Problem description —
Collect all the lines that mention the word "label".

Supplied data —
━━━━━━━━

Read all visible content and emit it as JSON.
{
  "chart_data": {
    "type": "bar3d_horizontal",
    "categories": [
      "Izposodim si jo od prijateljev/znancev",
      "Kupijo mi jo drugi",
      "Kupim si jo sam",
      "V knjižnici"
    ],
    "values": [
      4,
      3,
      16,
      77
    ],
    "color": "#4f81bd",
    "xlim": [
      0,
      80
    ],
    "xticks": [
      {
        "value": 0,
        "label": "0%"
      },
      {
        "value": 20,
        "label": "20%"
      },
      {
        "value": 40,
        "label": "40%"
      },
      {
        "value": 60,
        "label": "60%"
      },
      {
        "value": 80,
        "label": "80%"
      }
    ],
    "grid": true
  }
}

━━━━━━━━

Result —
        "label": "0%"
        "label": "20%"
        "label": "40%"
        "label": "60%"
        "label": "80%"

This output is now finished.